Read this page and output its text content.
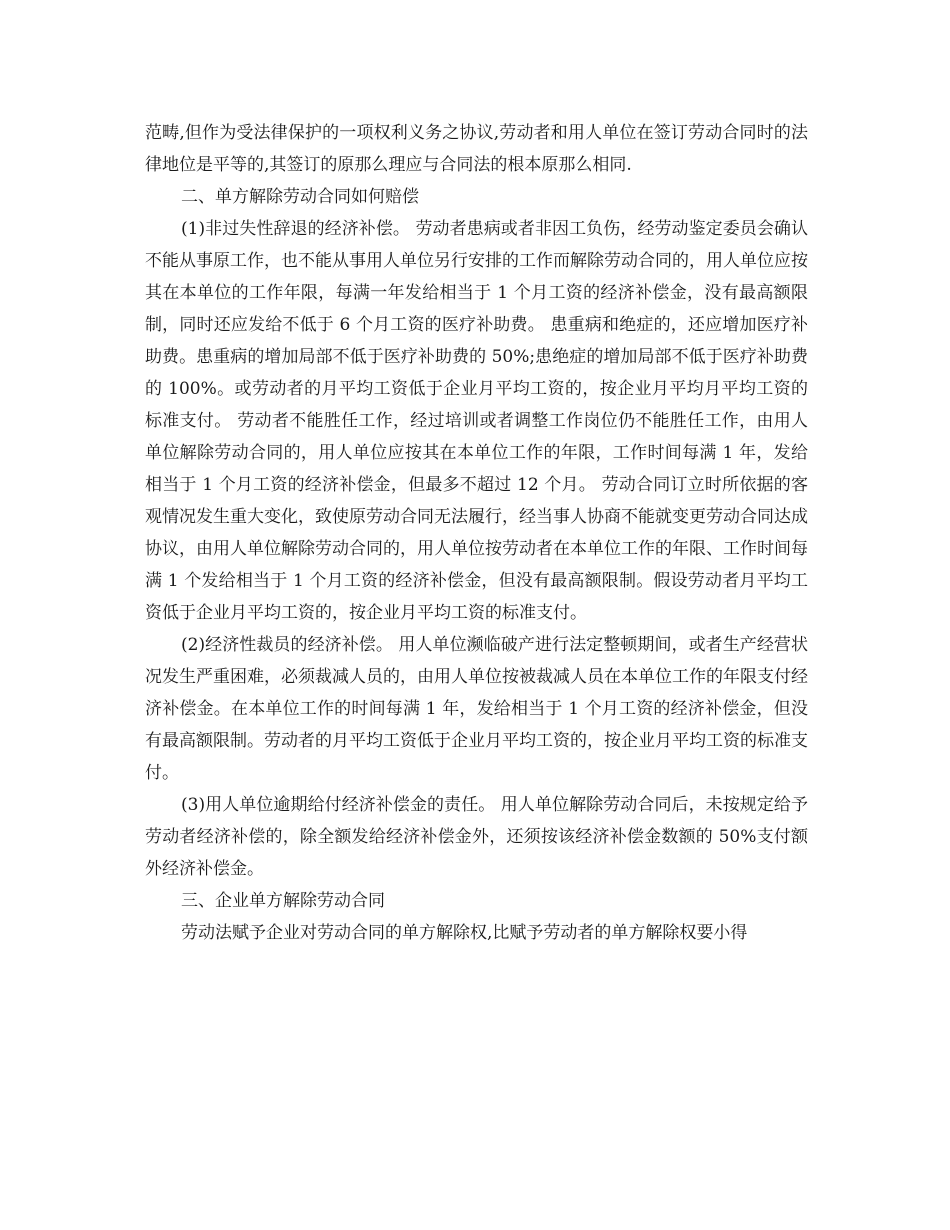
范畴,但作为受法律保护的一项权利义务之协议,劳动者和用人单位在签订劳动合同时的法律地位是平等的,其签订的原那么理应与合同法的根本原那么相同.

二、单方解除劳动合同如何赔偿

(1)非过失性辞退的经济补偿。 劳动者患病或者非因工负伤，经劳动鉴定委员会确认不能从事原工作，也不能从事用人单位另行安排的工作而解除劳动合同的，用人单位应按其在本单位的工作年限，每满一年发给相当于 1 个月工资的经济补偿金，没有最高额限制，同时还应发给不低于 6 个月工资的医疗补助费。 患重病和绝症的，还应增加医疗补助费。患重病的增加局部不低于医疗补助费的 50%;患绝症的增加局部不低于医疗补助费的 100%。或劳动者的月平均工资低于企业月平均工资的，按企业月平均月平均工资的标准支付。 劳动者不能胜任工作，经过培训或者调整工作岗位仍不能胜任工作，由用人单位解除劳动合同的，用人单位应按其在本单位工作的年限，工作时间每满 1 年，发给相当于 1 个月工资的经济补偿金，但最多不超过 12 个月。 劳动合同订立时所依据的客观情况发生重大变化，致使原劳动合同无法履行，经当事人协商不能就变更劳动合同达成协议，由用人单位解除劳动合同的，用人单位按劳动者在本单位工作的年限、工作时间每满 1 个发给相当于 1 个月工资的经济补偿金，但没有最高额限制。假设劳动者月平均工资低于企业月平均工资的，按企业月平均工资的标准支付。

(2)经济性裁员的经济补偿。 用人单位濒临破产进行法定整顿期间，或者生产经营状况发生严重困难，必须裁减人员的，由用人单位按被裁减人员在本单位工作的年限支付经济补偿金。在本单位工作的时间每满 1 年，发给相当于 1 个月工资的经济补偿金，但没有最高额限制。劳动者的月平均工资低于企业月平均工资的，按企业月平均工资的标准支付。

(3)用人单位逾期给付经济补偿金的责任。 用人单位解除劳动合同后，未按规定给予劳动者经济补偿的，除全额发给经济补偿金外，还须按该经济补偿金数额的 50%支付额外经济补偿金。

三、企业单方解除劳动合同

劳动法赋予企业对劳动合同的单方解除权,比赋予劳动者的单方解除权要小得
──────
# Your instructions:
Extract all the data above exactly, excluding every picture.

# Finished exercise:
Read this page and output its text content.
范畴,但作为受法律保护的一项权利义务之协议,劳动者和用人单位在签订劳动合同时的法律地位是平等的,其签订的原那么理应与合同法的根本原那么相同.

二、单方解除劳动合同如何赔偿

(1)非过失性辞退的经济补偿。 劳动者患病或者非因工负伤，经劳动鉴定委员会确认不能从事原工作，也不能从事用人单位另行安排的工作而解除劳动合同的，用人单位应按其在本单位的工作年限，每满一年发给相当于 1 个月工资的经济补偿金，没有最高额限制，同时还应发给不低于 6 个月工资的医疗补助费。 患重病和绝症的，还应增加医疗补助费。患重病的增加局部不低于医疗补助费的 50%;患绝症的增加局部不低于医疗补助费的 100%。或劳动者的月平均工资低于企业月平均工资的，按企业月平均月平均工资的标准支付。 劳动者不能胜任工作，经过培训或者调整工作岗位仍不能胜任工作，由用人单位解除劳动合同的，用人单位应按其在本单位工作的年限，工作时间每满 1 年，发给相当于 1 个月工资的经济补偿金，但最多不超过 12 个月。 劳动合同订立时所依据的客观情况发生重大变化，致使原劳动合同无法履行，经当事人协商不能就变更劳动合同达成协议，由用人单位解除劳动合同的，用人单位按劳动者在本单位工作的年限、工作时间每满 1 个发给相当于 1 个月工资的经济补偿金，但没有最高额限制。假设劳动者月平均工资低于企业月平均工资的，按企业月平均工资的标准支付。

(2)经济性裁员的经济补偿。 用人单位濒临破产进行法定整顿期间，或者生产经营状况发生严重困难，必须裁减人员的，由用人单位按被裁减人员在本单位工作的年限支付经济补偿金。在本单位工作的时间每满 1 年，发给相当于 1 个月工资的经济补偿金，但没有最高额限制。劳动者的月平均工资低于企业月平均工资的，按企业月平均工资的标准支付。

(3)用人单位逾期给付经济补偿金的责任。 用人单位解除劳动合同后，未按规定给予劳动者经济补偿的，除全额发给经济补偿金外，还须按该经济补偿金数额的 50%支付额外经济补偿金。

三、企业单方解除劳动合同

劳动法赋予企业对劳动合同的单方解除权,比赋予劳动者的单方解除权要小得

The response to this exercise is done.